Select every line holding the word "labels" and copy it.

* Start DATA EXTRACT *

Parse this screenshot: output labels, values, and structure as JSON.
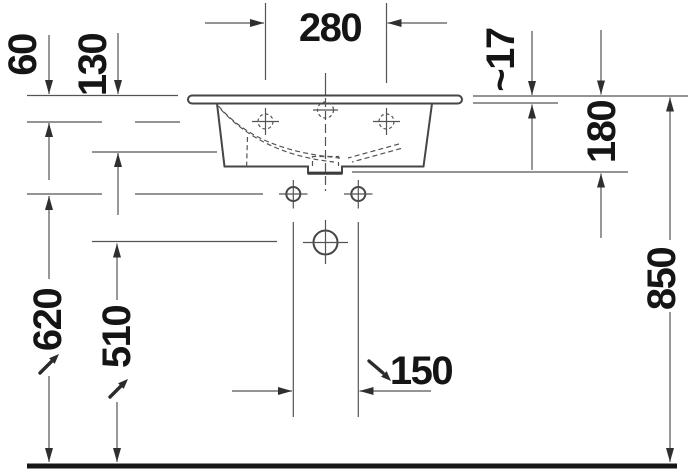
{
  "drawing": {
    "labels": {
      "tap_hole_spacing": "280",
      "rim_to_upper_ref": "60",
      "rim_to_lower_ref": "130",
      "rim_above_counter": "~17",
      "rim_to_basin_underside": "180",
      "floor_to_fixing_holes": "620",
      "floor_to_drain_center": "510",
      "floor_to_rim": "850",
      "fixing_hole_spacing": "150"
    },
    "colors": {
      "outline": "#464646",
      "thin_line": "#545454",
      "text": "#151515",
      "floor": "#161616",
      "background": "#ffffff"
    }
  }
}
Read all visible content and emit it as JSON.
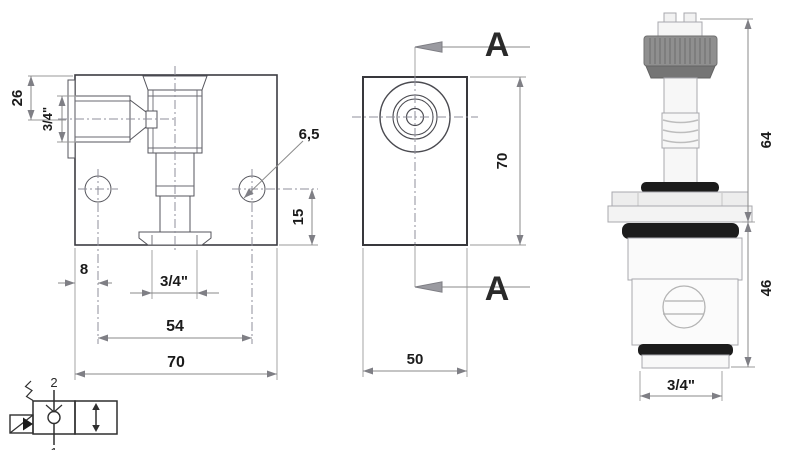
{
  "front_view": {
    "dim_depth_top": "26",
    "side_port": "3/4\"",
    "hole_diameter": "6,5",
    "dim_hole_to_bottom": "15",
    "dim_edge_to_hole": "8",
    "bottom_port": "3/4\"",
    "dim_hole_spacing": "54",
    "dim_width": "70"
  },
  "side_view": {
    "section_top": "A",
    "section_bottom": "A",
    "dim_height": "70",
    "dim_depth": "50"
  },
  "cartridge": {
    "dim_upper_length": "64",
    "dim_cartridge_length": "46",
    "thread_size": "3/4\""
  },
  "symbol": {
    "port_top": "2",
    "port_bottom": "1"
  },
  "colors": {
    "object_line": "#3c3c42",
    "dimension_line": "#8a8a8a",
    "hatch": "#a6a6b0",
    "text": "#1b1b1b",
    "knurl_gray": "#8f8f8f",
    "knurl_dark": "#757575",
    "oring_black": "#1c1c1c",
    "body_white": "#f9f9f9"
  }
}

* End DATA EXTRACT *

**WRITTEN REPLY**:
Parse this screenshot: output labels, values, and structure as JSON.
    "labels": {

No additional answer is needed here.